Dataflow Gen2 Advanced Transformations: Merge Queries, Append, Pivot, Group By, Custom Columns, and Error Handling
In the previous post, we covered the basics — connecting to sources, applying simple transformations (filter, rename, trim), and writing to destinations. Now we go deeper.
This post covers the transformations that turn Dataflow Gen2 from a “rename and filter” tool into a real ETL engine: Merge (joining two tables), Append (stacking tables), Pivot/Unpivot (reshaping), Group By (aggregation), Conditional Columns (CASE WHEN equivalent), Custom Columns (calculated fields), and Error Handling (dealing with bad data).
Think of Part 1 as learning to drive — steering, braking, parking. This post is advanced driving — highway merging (Merge queries), lane switching (Append), U-turns (Pivot), and handling bad weather (Error Handling). Same car, same road, more complex maneuvers.
Table of Contents
- Merge Queries — Joining Two Tables
- The Six Join Types in Power Query
- Merge Step by Step
- Fuzzy Matching
- Append Queries — Stacking Tables
- Append Two Queries
- Append Three or More Queries
- Group By — Aggregation
- Pivot Column — Rows to Columns
- Unpivot Columns — Columns to Rows
- Conditional Column — CASE WHEN Without Code
- Custom Column — Calculated Fields with M Formulas
- Common M Formulas for Custom Columns
- Replace Errors — Handling Bad Data
- Data Profiling — Understanding Your Data Before Transforming
- Column Quality, Distribution, and Profile
- Combining Multiple Transformations — A Complete Example
- When Dataflow Gen2 Reaches Its Limits
- Common Mistakes
- Interview Questions
- Wrapping Up
Merge Queries — Joining Two Tables
Merge is Power Query’s equivalent of a SQL JOIN. You combine two tables based on a matching key.
BEFORE MERGE:
Customers table: Orders table:
| cust_id | name | | order_id | cust_id | amount |
|---------|---------| |----------|---------|--------|
| 1 | Naveen | | 101 | 1 | 999 |
| 2 | Shrey | | 102 | 2 | 29 |
| 3 | Vrushab | | 103 | 1 | 79 |
AFTER MERGE (Left Outer Join on cust_id):
| cust_id | name | order_id | amount |
|---------|---------|----------|--------|
| 1 | Naveen | 101 | 999 |
| 1 | Naveen | 103 | 79 |
| 2 | Shrey | 102 | 29 |
| 3 | Vrushab | null | null |
The Six Join Types in Power Query
| Power Query Name | SQL Equivalent | What It Returns |
|---|---|---|
| Left Outer | LEFT JOIN | All left rows + matching right rows |
| Right Outer | RIGHT JOIN | All right rows + matching left rows |
| Full Outer | FULL OUTER JOIN | All rows from both tables |
| Inner | INNER JOIN | Only rows that match in both tables |
| Left Anti | LEFT JOIN WHERE right IS NULL | Left rows with NO match in right |
| Right Anti | RIGHT JOIN WHERE left IS NULL | Right rows with NO match in left |
Merge Step by Step
- In your Dataflow Gen2, ensure BOTH queries (tables) are loaded in the Queries panel
- Select the primary query (e.g., Customers)

* Extracted data *
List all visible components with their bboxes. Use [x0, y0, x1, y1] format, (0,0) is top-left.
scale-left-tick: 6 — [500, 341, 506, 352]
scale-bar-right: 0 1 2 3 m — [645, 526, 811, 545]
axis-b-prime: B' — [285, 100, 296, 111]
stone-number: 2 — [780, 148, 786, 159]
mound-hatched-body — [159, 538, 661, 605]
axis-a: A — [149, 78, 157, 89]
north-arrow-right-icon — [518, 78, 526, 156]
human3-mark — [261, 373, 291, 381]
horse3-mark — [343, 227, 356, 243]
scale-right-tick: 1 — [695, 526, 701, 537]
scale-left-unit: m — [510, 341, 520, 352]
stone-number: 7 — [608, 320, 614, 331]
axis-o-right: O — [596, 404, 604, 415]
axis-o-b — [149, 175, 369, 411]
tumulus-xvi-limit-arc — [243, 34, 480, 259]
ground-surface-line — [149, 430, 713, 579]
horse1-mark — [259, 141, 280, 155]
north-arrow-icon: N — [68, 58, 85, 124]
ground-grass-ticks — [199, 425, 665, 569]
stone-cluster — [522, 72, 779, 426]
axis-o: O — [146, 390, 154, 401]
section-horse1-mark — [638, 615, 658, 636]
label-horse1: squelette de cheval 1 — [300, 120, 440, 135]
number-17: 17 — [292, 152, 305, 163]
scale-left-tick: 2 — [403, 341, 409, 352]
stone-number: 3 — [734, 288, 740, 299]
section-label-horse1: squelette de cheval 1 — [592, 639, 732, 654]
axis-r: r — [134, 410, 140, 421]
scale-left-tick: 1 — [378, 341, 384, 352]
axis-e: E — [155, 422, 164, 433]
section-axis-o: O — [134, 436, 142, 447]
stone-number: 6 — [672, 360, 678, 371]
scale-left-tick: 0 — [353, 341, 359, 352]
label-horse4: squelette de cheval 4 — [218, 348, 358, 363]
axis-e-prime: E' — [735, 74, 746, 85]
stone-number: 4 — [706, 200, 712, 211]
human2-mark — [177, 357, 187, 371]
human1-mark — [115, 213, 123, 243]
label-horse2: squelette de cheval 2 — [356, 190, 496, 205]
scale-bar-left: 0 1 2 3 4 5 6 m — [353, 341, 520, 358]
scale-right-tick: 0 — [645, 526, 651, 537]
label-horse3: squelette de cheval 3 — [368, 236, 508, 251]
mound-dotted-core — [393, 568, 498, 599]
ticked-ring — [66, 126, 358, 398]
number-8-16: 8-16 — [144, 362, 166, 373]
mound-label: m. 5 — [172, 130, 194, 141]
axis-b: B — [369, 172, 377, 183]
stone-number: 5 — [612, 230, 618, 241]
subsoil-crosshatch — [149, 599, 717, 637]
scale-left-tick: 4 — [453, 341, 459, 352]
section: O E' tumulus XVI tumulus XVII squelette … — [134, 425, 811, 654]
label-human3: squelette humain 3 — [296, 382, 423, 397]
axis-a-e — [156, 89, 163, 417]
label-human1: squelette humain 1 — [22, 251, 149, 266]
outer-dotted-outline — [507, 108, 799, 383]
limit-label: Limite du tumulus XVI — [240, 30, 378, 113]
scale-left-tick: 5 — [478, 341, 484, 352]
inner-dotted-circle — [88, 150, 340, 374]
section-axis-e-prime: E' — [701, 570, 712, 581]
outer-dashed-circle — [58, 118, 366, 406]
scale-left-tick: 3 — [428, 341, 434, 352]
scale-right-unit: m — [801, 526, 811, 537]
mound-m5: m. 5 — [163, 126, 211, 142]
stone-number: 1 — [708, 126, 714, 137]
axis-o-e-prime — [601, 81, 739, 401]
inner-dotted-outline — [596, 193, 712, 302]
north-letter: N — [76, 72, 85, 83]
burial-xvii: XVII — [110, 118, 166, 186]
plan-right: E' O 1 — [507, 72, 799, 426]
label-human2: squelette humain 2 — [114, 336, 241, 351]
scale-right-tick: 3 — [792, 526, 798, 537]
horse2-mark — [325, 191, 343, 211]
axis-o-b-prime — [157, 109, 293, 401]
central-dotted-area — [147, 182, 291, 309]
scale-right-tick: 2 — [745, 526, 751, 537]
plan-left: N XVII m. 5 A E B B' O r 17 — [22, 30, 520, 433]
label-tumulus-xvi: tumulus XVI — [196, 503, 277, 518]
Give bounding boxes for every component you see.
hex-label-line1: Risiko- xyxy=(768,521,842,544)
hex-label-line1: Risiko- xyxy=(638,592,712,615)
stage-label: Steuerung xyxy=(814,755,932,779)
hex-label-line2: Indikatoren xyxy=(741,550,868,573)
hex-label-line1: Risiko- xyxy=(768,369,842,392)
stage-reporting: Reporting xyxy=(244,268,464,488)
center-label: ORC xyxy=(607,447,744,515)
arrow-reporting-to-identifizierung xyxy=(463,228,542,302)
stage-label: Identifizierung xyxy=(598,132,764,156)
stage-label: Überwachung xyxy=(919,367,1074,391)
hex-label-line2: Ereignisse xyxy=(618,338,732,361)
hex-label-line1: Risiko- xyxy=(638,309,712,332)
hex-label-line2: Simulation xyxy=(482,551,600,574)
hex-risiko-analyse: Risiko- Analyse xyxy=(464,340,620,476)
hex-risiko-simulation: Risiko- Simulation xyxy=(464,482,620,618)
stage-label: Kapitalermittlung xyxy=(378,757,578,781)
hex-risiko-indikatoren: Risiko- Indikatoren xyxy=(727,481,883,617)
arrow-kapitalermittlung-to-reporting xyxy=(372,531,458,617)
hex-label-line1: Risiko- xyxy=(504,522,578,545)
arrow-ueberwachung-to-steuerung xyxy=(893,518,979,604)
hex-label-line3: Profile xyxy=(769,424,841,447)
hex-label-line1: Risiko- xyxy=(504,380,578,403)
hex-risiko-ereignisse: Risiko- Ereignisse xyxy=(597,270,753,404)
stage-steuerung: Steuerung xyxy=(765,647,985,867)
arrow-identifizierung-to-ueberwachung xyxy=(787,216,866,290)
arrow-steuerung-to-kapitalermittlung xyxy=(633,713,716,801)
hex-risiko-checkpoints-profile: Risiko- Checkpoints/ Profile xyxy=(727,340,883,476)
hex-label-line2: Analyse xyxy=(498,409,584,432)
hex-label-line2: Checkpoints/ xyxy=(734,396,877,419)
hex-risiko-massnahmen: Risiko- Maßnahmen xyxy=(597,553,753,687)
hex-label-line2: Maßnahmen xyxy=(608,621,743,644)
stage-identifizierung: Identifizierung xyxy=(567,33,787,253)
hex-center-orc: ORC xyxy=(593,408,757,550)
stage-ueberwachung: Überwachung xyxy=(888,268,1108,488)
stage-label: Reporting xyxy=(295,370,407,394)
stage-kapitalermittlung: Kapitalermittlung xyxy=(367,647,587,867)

* Tasks to carry out *
(a) List the Power Query names of the join types given in the Dataflow Gen2 post's table of join types.
(b) Pick up the Dataflow Gen2 post on advanced transformations after its last line, continuing the Merge steps.
The material after the Dataflow Gen2 post isn't used in any of this.

* Exercise responses *
(a) Left Outer, Right Outer, Full Outer, Inner, Left Anti, Right Anti

(b)
- Home tab → Merge queries → Merge queries as new (creates a new combined query)
- In the Merge dialog:
- Top table: Customers
- Bottom table: Orders
- Click the matching column in EACH table (cust_id in both)
- Join Kind: Left Outer (or whichever you need)
- Click OK
After merge, the Orders data appears as a collapsed table column (a single column containing a nested table). You need to EXPAND it:
- Click the expand icon (↔) on the Orders column header
- Select which columns to expand (order_id, amount)
- Uncheck “Use original column name as prefix” (unless you want “Orders.amount”)
- Click OK
Now you have a flat, joined table.
Real-life analogy: Merge is like combining a class roster (names) with a grade sheet (scores). You match by student ID. After merging, each student row has their name AND their grades. The expand step is like “unfolding” the grade sheet columns next to the name.
Multi-Column Merge
To join on multiple columns (composite key):
- In the Merge dialog, Ctrl+click BOTH columns in the top table
- Ctrl+click the matching columns in the bottom table (in the same order)
- Power Query matches on the combination
Fuzzy Matching
For imperfect data (typos, different formats), Power Query offers fuzzy matching:
- In the Merge dialog, check Use fuzzy matching
- Set the Similarity threshold (0.0 to 1.0) — 0.8 means 80% similar
- Power Query matches “Naveen” with “naveen” or “Naveen V.” with “Naveen Vuppula”
Exact match: "Naveen Vuppula" ↔ "Naveen Vuppula" ✅
Fuzzy match: "Naveen Vuppula" ↔ "Naveen V." ✅ (at 0.7 threshold)
Fuzzy match: "Naveen Vuppula" ↔ "John Smith" ❌ (too different)
Use case: Matching customer names from two systems where spelling varies.
Append Queries — Stacking Tables
Append is Power Query’s equivalent of SQL UNION ALL. It stacks rows from multiple queries vertically.
BEFORE APPEND:
Jan_Sales: Feb_Sales:
| product | amount | | product | amount |
|---------|--------| |---------|--------|
| Laptop | 999 | | Mouse | 29 |
| Monitor | 399 | | Laptop | 999 |
AFTER APPEND:
| product | amount |
|---------|--------|
| Laptop | 999 | ← from Jan_Sales
| Monitor | 399 | ← from Jan_Sales
| Mouse | 29 | ← from Feb_Sales
| Laptop | 999 | ← from Feb_Sales
Append Two Queries
- Select the first query (Jan_Sales)
- Home tab → Append queries → Append queries as new
- Select the second query (Feb_Sales)
- Click OK
Append Three or More Queries
- Append queries as new
- Select Three or more tables
- Add all queries from the Available list to the Tables to append list
- Click OK
Rules: All queries must have the same column names and compatible types. If column names differ, rename them first. If one query has extra columns, they show as NULL in the other.
Group By — Aggregation
Group By is the Power Query equivalent of SQL GROUP BY with aggregate functions.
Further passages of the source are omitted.